What this task involves: Search the listing below for the word "screenshot" and copy each line that holds it.
## Begin Exercise input
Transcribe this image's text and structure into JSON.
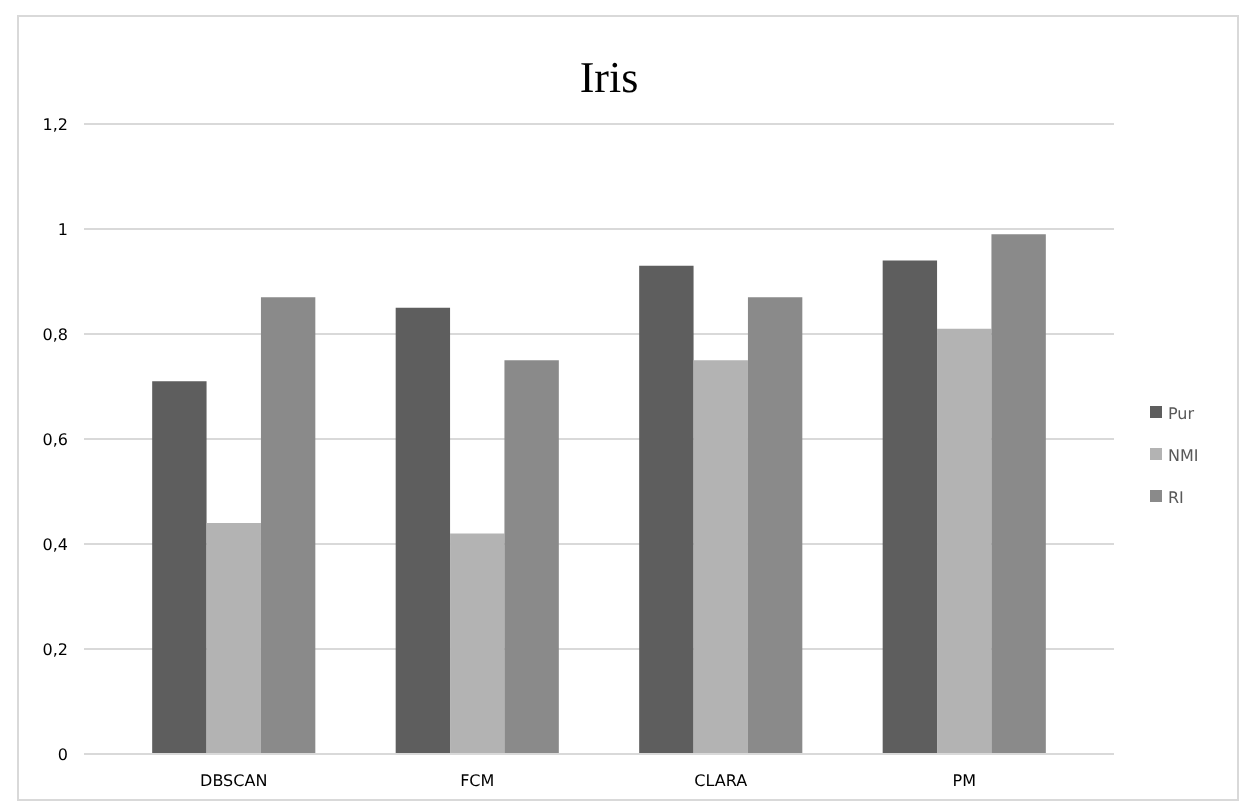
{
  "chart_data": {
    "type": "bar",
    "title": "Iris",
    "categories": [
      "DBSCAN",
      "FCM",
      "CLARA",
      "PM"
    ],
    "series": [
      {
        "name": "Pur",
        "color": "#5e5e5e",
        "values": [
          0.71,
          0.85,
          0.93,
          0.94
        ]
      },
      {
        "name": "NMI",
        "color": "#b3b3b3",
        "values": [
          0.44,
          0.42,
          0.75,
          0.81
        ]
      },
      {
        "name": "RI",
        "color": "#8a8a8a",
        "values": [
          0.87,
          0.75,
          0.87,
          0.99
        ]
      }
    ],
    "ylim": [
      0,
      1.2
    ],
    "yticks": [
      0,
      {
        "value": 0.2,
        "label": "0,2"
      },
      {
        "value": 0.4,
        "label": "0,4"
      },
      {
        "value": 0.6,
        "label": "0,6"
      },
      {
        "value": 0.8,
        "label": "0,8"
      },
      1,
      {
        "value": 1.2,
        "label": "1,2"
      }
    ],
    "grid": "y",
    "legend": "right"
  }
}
## End Exercise input
## Begin Exercise input
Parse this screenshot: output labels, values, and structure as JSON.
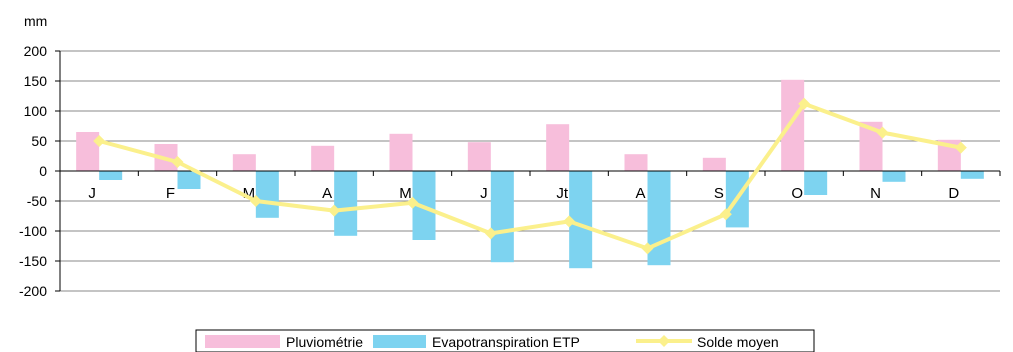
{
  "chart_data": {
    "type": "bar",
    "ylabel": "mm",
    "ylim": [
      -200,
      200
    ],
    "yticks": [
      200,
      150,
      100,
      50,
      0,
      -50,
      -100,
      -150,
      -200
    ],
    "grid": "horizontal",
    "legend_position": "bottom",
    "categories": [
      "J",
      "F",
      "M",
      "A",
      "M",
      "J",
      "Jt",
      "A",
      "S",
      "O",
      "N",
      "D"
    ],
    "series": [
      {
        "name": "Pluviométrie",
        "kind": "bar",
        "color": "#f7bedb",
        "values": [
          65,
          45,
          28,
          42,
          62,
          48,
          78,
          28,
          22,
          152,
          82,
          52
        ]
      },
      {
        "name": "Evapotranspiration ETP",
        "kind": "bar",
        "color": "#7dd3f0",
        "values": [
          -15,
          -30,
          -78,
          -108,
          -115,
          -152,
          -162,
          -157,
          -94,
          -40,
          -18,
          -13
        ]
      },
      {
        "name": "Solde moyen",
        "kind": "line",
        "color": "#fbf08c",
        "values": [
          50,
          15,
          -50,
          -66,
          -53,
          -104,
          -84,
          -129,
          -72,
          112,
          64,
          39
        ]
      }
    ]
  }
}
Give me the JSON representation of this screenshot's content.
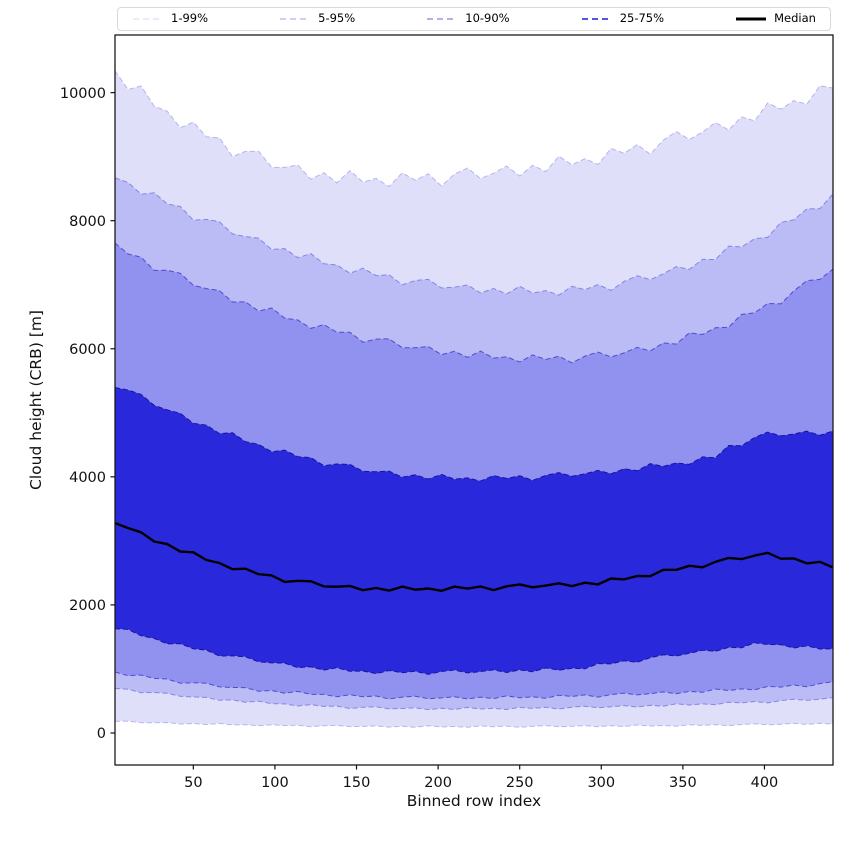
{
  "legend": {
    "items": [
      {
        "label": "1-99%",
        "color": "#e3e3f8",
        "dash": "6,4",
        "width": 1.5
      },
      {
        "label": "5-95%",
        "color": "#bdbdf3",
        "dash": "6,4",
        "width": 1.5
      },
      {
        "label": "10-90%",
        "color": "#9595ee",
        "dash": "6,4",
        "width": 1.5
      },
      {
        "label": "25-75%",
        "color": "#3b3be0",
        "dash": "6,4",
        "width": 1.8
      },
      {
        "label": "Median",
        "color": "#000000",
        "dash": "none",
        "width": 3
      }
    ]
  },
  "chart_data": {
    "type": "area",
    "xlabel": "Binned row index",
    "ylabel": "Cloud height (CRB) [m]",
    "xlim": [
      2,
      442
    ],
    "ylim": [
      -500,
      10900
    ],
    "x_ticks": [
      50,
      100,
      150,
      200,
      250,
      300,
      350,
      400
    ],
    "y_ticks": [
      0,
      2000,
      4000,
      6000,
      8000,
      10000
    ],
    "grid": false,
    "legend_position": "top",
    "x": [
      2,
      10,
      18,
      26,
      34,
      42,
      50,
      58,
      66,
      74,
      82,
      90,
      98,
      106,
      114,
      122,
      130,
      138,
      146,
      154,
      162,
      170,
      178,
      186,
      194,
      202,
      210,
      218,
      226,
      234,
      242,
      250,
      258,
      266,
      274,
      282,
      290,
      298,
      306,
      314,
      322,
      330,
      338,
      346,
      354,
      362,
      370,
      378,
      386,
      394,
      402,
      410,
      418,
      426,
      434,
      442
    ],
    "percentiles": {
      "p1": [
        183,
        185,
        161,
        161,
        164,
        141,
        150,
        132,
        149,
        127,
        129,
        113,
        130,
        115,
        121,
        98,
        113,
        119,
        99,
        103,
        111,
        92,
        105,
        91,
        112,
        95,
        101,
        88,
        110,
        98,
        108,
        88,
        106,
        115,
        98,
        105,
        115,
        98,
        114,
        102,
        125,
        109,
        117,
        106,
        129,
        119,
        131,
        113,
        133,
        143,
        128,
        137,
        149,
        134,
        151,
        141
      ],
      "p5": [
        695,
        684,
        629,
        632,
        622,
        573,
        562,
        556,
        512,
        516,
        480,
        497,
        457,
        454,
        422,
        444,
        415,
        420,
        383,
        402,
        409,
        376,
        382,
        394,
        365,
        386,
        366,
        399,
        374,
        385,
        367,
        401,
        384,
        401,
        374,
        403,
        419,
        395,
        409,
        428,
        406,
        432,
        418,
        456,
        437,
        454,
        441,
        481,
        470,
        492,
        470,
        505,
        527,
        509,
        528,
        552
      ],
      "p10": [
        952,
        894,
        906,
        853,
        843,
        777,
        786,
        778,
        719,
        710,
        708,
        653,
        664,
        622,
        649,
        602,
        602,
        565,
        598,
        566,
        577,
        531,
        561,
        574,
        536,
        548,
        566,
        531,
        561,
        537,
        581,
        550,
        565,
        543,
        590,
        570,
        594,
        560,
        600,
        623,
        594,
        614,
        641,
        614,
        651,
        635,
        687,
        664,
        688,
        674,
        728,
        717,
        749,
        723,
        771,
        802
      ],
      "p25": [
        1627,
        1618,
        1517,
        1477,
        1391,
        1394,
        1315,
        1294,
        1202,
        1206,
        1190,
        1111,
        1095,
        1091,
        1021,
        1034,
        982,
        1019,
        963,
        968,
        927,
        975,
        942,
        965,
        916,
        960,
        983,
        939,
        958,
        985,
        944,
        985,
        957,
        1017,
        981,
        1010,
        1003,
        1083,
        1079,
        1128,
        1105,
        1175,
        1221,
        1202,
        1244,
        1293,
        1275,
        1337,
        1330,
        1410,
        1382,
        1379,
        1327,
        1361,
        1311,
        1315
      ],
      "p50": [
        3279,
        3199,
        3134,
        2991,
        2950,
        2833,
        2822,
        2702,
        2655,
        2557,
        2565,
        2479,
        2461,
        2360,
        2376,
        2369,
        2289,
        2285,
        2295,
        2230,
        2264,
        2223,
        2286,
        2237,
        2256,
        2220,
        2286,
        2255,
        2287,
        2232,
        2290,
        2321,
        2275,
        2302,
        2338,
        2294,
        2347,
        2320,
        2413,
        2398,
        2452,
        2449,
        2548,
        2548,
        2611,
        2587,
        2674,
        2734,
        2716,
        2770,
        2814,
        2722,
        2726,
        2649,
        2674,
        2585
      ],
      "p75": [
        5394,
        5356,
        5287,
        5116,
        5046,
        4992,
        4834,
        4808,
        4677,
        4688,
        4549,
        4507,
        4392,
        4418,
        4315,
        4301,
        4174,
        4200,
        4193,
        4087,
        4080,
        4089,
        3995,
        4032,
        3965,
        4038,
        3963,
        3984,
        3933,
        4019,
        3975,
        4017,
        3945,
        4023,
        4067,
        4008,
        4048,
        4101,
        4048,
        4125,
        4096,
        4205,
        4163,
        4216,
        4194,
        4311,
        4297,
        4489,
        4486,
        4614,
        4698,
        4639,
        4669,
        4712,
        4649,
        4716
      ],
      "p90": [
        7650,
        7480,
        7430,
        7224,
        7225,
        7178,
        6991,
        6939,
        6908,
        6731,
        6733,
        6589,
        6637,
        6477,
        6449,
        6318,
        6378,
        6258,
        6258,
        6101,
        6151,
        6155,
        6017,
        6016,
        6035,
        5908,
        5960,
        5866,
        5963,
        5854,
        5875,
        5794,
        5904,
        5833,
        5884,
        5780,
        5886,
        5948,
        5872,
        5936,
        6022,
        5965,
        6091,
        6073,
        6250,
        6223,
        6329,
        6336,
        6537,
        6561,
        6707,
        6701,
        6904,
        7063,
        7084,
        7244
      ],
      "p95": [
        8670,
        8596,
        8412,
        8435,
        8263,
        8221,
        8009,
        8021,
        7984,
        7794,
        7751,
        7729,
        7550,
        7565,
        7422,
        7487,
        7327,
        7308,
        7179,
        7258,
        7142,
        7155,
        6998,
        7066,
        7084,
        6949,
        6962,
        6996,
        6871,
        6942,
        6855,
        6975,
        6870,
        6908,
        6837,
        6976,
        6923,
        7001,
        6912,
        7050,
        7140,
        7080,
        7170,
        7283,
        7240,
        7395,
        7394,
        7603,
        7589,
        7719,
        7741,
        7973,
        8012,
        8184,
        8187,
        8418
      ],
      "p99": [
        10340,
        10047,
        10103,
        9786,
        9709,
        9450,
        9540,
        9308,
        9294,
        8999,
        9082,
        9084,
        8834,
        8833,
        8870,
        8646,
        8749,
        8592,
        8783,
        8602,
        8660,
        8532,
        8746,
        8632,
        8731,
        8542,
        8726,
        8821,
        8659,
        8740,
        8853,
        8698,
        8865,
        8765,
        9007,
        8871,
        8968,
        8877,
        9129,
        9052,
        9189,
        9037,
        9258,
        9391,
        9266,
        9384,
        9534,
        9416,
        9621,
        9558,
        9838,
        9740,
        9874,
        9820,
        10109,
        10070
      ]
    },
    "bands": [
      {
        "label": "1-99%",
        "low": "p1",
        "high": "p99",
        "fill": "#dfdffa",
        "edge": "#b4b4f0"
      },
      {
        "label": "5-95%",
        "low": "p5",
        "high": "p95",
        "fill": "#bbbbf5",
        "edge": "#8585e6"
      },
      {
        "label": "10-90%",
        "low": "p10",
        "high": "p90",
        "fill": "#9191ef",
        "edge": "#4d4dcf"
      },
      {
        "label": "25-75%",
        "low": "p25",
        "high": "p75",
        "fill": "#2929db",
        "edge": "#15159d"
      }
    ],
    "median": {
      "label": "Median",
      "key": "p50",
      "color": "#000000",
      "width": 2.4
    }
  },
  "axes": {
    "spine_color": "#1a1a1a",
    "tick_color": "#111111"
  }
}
## End Exercise input
Result of the task:
Parse this screenshot: output labels, values, and structure as JSON.
Give me the JSON representation of this screenshot's content.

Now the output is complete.